THE TASK> Gather up the lines with the word "夏普比率" in them.

TASK MATERIAL>
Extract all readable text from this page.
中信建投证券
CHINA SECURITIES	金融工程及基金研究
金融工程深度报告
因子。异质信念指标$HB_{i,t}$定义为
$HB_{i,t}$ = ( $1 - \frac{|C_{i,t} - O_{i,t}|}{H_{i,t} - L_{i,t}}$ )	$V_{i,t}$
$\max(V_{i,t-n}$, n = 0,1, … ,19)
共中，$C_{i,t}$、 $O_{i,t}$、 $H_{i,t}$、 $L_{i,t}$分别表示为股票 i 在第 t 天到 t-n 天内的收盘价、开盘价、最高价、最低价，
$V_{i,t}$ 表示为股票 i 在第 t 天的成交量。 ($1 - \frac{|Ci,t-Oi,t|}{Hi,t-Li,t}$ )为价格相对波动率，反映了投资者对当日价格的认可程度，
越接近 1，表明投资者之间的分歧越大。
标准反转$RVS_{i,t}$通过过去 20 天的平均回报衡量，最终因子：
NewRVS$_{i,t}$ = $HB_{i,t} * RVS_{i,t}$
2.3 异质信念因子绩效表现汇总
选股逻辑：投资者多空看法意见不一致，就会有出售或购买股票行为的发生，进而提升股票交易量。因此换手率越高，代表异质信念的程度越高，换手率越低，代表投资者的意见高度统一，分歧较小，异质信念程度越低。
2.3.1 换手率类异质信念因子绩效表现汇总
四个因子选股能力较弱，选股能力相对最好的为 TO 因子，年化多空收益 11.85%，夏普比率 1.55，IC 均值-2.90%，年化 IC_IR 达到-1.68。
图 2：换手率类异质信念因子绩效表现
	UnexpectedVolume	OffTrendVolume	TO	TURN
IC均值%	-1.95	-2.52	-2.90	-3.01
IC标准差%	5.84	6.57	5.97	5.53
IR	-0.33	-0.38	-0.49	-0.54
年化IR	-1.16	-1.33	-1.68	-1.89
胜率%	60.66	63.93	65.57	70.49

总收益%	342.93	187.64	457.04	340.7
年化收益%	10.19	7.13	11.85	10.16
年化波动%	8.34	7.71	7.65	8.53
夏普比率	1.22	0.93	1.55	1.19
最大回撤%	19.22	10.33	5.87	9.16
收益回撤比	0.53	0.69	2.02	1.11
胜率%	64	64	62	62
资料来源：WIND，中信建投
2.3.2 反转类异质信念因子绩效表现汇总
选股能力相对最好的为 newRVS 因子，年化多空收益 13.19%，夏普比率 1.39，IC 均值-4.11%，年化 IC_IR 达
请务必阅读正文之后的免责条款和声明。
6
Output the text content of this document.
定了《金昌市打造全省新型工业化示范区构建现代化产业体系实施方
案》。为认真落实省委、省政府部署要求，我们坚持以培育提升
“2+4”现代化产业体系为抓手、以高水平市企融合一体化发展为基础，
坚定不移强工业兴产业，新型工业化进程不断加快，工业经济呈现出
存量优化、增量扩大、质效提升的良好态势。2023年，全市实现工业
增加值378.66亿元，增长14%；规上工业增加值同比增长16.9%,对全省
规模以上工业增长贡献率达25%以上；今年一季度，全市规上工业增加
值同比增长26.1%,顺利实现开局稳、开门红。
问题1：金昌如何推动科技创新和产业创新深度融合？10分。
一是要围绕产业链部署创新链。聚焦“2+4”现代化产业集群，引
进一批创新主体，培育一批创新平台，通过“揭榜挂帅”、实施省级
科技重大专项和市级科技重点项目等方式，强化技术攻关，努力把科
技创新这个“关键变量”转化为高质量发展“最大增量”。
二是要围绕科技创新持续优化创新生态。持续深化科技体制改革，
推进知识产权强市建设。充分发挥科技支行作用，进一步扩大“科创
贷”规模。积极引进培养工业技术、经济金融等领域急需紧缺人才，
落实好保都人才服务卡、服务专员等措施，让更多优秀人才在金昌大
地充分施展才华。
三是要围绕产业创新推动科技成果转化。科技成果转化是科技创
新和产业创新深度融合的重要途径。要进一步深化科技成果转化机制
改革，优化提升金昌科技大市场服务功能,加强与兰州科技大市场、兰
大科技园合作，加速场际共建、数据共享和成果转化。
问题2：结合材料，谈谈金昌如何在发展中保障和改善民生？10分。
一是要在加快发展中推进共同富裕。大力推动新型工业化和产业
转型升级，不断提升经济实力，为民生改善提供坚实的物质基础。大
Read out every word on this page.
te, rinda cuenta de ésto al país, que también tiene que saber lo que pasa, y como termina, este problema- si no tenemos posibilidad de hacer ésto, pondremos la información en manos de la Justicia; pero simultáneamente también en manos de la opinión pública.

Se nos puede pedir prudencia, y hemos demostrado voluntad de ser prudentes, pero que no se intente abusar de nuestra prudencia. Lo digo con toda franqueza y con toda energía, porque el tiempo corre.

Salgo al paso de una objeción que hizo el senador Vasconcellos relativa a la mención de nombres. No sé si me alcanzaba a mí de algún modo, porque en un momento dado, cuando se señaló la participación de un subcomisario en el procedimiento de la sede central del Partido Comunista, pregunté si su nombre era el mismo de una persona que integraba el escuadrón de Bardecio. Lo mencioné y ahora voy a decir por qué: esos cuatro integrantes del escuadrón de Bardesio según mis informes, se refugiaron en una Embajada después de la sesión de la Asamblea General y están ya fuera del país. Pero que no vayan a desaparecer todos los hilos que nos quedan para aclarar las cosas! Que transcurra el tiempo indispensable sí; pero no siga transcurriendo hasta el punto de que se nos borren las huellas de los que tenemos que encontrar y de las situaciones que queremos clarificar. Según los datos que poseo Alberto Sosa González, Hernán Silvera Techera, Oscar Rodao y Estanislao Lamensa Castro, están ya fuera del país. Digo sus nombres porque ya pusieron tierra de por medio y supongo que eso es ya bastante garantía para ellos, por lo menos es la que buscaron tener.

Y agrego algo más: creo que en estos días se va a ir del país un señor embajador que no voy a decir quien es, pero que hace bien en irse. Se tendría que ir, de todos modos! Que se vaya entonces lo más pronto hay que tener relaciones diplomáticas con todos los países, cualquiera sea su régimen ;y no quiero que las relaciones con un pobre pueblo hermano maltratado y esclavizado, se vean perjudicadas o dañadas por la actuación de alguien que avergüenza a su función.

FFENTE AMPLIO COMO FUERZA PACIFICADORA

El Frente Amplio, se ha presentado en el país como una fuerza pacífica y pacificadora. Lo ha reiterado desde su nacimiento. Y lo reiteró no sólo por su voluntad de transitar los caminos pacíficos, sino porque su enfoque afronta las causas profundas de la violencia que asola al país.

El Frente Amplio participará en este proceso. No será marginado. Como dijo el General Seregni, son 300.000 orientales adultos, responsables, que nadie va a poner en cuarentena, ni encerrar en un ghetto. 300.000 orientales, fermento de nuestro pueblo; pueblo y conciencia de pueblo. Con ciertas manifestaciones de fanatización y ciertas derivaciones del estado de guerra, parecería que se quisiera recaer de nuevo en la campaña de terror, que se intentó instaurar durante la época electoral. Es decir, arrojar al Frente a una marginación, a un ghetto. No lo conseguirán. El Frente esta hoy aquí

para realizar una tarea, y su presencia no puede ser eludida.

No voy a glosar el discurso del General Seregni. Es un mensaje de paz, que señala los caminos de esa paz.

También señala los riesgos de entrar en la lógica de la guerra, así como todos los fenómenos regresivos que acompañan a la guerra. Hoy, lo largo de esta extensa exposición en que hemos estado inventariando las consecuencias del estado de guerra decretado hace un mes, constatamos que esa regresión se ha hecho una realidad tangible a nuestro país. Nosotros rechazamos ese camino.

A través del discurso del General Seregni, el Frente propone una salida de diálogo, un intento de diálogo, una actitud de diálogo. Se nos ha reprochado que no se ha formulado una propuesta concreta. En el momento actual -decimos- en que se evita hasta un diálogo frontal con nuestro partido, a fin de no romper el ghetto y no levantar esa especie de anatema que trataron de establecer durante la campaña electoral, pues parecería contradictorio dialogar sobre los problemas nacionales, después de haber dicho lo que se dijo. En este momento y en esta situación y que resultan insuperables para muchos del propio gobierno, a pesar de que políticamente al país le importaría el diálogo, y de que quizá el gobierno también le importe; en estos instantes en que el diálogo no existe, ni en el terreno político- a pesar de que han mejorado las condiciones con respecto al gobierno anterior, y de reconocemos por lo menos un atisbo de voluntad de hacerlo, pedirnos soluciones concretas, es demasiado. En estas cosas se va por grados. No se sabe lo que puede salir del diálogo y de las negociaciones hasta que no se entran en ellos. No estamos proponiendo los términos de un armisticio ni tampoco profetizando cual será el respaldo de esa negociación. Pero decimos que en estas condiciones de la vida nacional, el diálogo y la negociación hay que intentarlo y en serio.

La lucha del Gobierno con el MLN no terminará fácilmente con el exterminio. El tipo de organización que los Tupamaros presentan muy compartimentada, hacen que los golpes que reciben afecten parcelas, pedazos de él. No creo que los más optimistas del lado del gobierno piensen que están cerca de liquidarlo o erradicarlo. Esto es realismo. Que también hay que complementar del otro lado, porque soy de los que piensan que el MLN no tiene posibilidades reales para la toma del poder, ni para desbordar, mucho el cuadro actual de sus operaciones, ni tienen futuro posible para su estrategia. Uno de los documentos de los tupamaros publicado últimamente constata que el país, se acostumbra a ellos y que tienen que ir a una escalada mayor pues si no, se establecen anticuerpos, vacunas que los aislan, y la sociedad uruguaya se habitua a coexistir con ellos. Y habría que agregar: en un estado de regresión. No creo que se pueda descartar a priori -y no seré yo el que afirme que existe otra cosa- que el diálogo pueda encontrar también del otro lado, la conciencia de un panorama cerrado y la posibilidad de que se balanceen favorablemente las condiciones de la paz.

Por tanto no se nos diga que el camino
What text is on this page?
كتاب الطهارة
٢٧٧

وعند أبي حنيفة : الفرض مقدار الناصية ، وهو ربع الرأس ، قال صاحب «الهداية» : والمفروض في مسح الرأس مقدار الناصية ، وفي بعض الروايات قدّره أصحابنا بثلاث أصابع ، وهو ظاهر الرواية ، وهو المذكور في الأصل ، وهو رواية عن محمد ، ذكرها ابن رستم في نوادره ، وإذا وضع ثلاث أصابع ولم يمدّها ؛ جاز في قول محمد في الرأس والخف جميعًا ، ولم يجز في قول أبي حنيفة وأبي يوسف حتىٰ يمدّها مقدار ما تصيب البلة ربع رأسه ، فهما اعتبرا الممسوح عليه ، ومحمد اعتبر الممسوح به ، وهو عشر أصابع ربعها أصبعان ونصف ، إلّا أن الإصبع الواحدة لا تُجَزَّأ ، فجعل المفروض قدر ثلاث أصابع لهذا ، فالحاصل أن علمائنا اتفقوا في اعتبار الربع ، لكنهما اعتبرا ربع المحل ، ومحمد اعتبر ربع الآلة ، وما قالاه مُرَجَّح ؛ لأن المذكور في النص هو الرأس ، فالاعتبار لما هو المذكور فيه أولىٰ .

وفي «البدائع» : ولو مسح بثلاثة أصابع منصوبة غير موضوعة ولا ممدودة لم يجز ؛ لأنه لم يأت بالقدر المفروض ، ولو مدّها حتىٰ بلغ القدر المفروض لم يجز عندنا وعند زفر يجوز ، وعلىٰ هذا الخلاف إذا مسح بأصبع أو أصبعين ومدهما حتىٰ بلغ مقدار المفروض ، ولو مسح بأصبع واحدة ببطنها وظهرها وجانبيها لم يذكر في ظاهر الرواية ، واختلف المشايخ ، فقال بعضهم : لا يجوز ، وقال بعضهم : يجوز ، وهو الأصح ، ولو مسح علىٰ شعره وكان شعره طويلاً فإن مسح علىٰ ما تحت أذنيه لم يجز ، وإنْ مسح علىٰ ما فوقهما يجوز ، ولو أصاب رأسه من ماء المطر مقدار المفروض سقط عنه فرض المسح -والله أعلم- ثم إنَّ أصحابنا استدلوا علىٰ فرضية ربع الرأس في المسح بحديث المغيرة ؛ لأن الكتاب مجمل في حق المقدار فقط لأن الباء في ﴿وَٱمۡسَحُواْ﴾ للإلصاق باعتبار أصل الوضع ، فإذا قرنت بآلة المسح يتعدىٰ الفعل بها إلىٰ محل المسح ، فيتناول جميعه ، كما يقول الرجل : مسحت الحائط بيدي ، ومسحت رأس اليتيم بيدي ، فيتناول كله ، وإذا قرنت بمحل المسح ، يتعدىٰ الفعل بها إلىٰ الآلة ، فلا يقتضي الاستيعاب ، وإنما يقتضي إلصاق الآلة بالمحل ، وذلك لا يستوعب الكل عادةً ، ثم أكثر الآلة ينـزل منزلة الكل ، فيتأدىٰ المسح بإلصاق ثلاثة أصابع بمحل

WRITTEN SOLUTION>
四个因子选股能力较弱，选股能力相对最好的为 TO 因子，年化多空收益 11.85%，夏普比率 1.55，IC 均值-2.90%，年化 IC_IR 达到-1.68。
夏普比率	1.22	0.93	1.55	1.19
选股能力相对最好的为 newRVS 因子，年化多空收益 13.19%，夏普比率 1.39，IC 均值-4.11%，年化 IC_IR 达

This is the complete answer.